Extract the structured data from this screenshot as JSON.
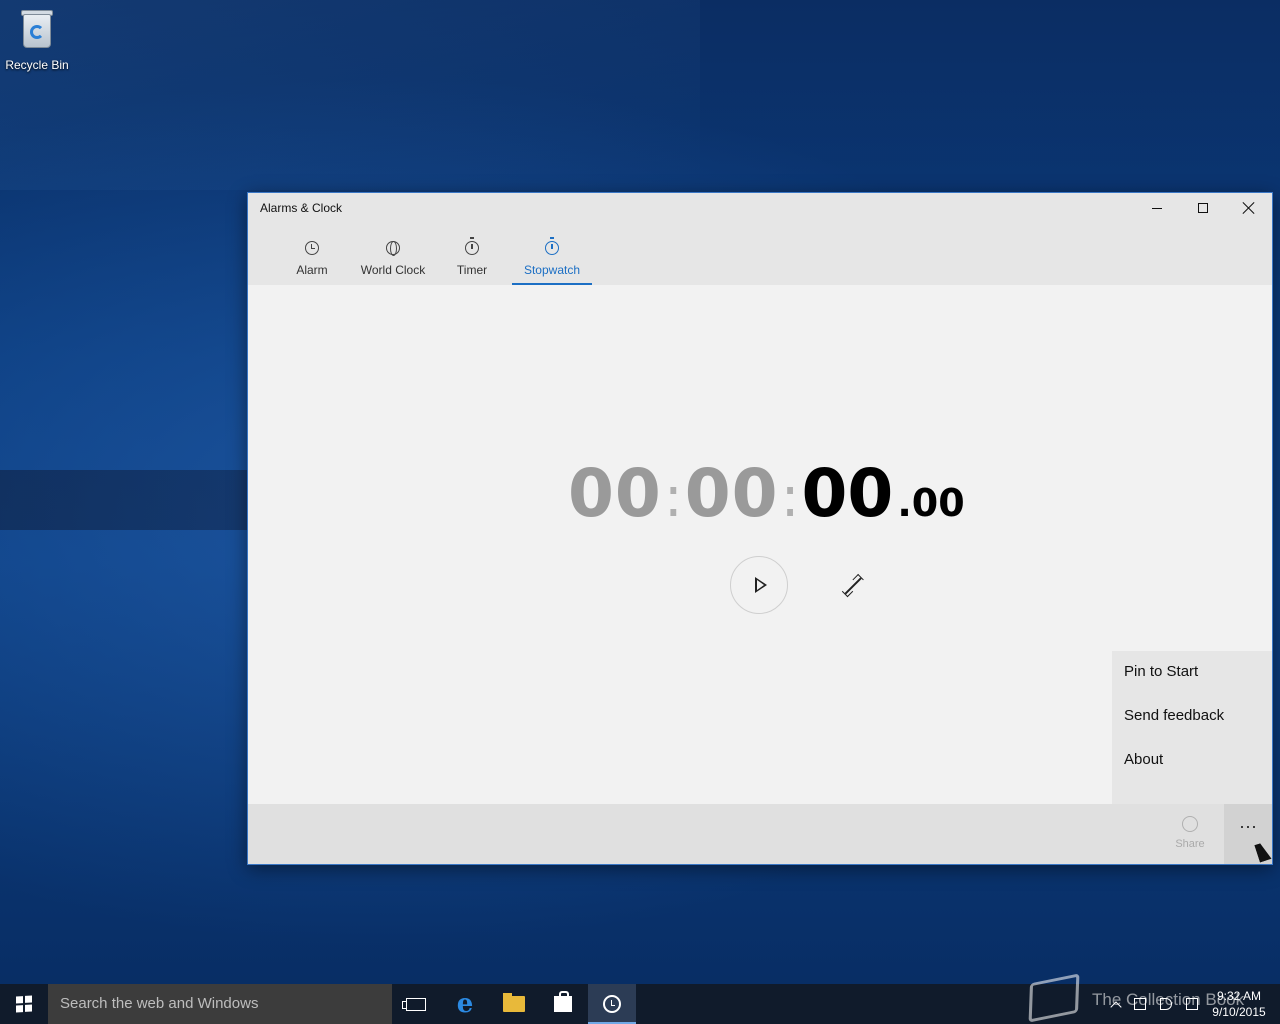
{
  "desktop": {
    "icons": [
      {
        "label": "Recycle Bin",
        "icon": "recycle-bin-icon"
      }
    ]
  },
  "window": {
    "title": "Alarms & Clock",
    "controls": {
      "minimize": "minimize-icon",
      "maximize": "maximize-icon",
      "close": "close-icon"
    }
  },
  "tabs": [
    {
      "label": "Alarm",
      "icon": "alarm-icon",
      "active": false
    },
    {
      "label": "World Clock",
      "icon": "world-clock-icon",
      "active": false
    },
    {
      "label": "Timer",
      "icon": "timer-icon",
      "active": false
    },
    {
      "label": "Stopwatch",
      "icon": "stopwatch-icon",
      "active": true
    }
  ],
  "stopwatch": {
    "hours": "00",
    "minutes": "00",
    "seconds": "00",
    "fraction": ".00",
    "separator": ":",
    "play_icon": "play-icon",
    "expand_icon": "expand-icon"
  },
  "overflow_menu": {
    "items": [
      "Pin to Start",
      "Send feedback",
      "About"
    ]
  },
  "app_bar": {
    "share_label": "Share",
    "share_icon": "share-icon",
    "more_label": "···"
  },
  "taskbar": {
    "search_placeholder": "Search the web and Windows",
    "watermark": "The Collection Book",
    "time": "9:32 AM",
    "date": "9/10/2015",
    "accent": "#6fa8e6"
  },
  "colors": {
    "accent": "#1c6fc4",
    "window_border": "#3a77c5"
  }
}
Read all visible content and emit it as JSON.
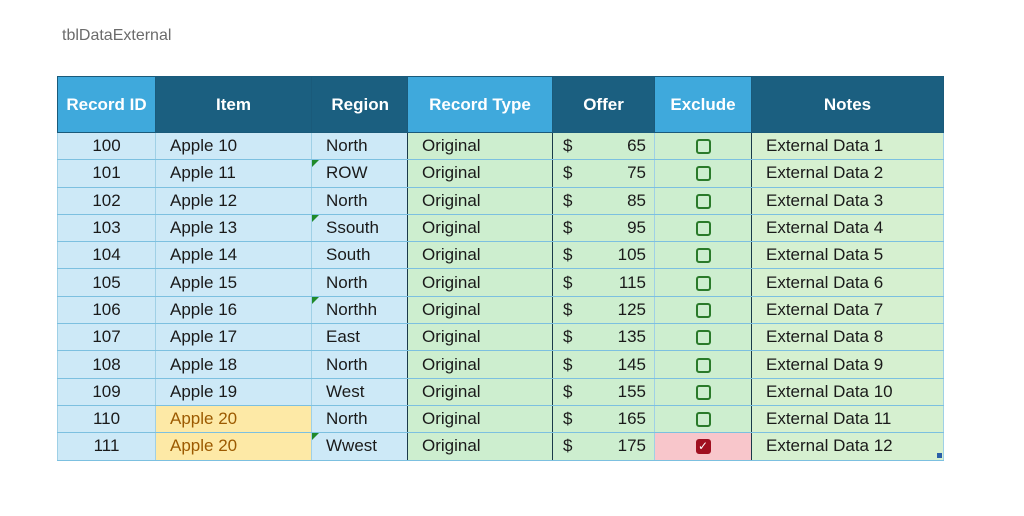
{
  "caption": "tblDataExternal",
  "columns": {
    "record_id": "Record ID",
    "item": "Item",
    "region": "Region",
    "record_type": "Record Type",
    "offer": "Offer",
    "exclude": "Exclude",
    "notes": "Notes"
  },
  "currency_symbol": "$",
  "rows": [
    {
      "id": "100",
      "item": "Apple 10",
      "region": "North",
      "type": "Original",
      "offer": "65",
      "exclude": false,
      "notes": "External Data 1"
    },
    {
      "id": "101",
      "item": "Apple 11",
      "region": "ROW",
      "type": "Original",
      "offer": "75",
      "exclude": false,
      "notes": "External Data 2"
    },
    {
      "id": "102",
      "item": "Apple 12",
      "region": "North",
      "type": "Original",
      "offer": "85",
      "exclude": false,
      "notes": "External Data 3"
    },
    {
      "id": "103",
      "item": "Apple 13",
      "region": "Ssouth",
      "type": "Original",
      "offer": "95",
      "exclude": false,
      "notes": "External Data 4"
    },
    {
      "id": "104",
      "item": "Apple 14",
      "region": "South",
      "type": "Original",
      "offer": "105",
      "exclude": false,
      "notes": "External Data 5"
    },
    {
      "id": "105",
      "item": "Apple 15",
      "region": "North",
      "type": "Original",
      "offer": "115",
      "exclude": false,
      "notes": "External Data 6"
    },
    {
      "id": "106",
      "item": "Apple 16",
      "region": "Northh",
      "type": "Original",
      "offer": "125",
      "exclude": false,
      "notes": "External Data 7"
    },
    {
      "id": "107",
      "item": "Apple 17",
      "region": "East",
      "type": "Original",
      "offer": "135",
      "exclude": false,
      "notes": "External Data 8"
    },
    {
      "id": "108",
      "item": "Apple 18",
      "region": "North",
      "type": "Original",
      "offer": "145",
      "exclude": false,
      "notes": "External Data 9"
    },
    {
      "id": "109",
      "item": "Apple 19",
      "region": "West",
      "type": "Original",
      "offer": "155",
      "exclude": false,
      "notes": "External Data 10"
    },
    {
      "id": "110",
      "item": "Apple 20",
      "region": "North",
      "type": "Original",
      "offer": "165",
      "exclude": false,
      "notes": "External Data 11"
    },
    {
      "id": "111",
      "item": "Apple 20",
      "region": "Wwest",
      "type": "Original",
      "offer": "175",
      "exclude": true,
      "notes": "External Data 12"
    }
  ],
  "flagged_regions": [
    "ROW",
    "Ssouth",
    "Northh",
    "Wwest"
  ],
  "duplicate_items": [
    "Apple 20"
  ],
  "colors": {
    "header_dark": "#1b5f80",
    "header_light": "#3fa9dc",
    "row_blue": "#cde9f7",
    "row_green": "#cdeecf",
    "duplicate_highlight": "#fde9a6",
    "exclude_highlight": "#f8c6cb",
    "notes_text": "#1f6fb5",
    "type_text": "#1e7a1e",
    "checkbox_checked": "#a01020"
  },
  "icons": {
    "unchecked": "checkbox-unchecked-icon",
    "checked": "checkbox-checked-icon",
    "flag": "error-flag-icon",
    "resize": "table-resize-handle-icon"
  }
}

.....

**Given instruction**:
Using the data above, print every line exactly, omitting pictures.

**Solution for this exercise**:
Extract the structured data from this screenshot as JSON.
{
  "desktop": {
    "icons": [
      {
        "label": "Recycle Bin",
        "icon": "recycle-bin-icon"
      }
    ]
  },
  "window": {
    "title": "Alarms & Clock",
    "controls": {
      "minimize": "minimize-icon",
      "maximize": "maximize-icon",
      "close": "close-icon"
    }
  },
  "tabs": [
    {
      "label": "Alarm",
      "icon": "alarm-icon",
      "active": false
    },
    {
      "label": "World Clock",
      "icon": "world-clock-icon",
      "active": false
    },
    {
      "label": "Timer",
      "icon": "timer-icon",
      "active": false
    },
    {
      "label": "Stopwatch",
      "icon": "stopwatch-icon",
      "active": true
    }
  ],
  "stopwatch": {
    "hours": "00",
    "minutes": "00",
    "seconds": "00",
    "fraction": ".00",
    "separator": ":",
    "play_icon": "play-icon",
    "expand_icon": "expand-icon"
  },
  "overflow_menu": {
    "items": [
      "Pin to Start",
      "Send feedback",
      "About"
    ]
  },
  "app_bar": {
    "share_label": "Share",
    "share_icon": "share-icon",
    "more_label": "···"
  },
  "taskbar": {
    "search_placeholder": "Search the web and Windows",
    "watermark": "The Collection Book",
    "time": "9:32 AM",
    "date": "9/10/2015",
    "accent": "#6fa8e6"
  },
  "colors": {
    "accent": "#1c6fc4",
    "window_border": "#3a77c5"
  }
}
Read all visible content and emit it as JSON.
{
  "caption": "tblDataExternal",
  "columns": {
    "record_id": "Record ID",
    "item": "Item",
    "region": "Region",
    "record_type": "Record Type",
    "offer": "Offer",
    "exclude": "Exclude",
    "notes": "Notes"
  },
  "currency_symbol": "$",
  "rows": [
    {
      "id": "100",
      "item": "Apple 10",
      "region": "North",
      "type": "Original",
      "offer": "65",
      "exclude": false,
      "notes": "External Data 1"
    },
    {
      "id": "101",
      "item": "Apple 11",
      "region": "ROW",
      "type": "Original",
      "offer": "75",
      "exclude": false,
      "notes": "External Data 2"
    },
    {
      "id": "102",
      "item": "Apple 12",
      "region": "North",
      "type": "Original",
      "offer": "85",
      "exclude": false,
      "notes": "External Data 3"
    },
    {
      "id": "103",
      "item": "Apple 13",
      "region": "Ssouth",
      "type": "Original",
      "offer": "95",
      "exclude": false,
      "notes": "External Data 4"
    },
    {
      "id": "104",
      "item": "Apple 14",
      "region": "South",
      "type": "Original",
      "offer": "105",
      "exclude": false,
      "notes": "External Data 5"
    },
    {
      "id": "105",
      "item": "Apple 15",
      "region": "North",
      "type": "Original",
      "offer": "115",
      "exclude": false,
      "notes": "External Data 6"
    },
    {
      "id": "106",
      "item": "Apple 16",
      "region": "Northh",
      "type": "Original",
      "offer": "125",
      "exclude": false,
      "notes": "External Data 7"
    },
    {
      "id": "107",
      "item": "Apple 17",
      "region": "East",
      "type": "Original",
      "offer": "135",
      "exclude": false,
      "notes": "External Data 8"
    },
    {
      "id": "108",
      "item": "Apple 18",
      "region": "North",
      "type": "Original",
      "offer": "145",
      "exclude": false,
      "notes": "External Data 9"
    },
    {
      "id": "109",
      "item": "Apple 19",
      "region": "West",
      "type": "Original",
      "offer": "155",
      "exclude": false,
      "notes": "External Data 10"
    },
    {
      "id": "110",
      "item": "Apple 20",
      "region": "North",
      "type": "Original",
      "offer": "165",
      "exclude": false,
      "notes": "External Data 11"
    },
    {
      "id": "111",
      "item": "Apple 20",
      "region": "Wwest",
      "type": "Original",
      "offer": "175",
      "exclude": true,
      "notes": "External Data 12"
    }
  ],
  "flagged_regions": [
    "ROW",
    "Ssouth",
    "Northh",
    "Wwest"
  ],
  "duplicate_items": [
    "Apple 20"
  ],
  "colors": {
    "header_dark": "#1b5f80",
    "header_light": "#3fa9dc",
    "row_blue": "#cde9f7",
    "row_green": "#cdeecf",
    "duplicate_highlight": "#fde9a6",
    "exclude_highlight": "#f8c6cb",
    "notes_text": "#1f6fb5",
    "type_text": "#1e7a1e",
    "checkbox_checked": "#a01020"
  },
  "icons": {
    "unchecked": "checkbox-unchecked-icon",
    "checked": "checkbox-checked-icon",
    "flag": "error-flag-icon",
    "resize": "table-resize-handle-icon"
  }
}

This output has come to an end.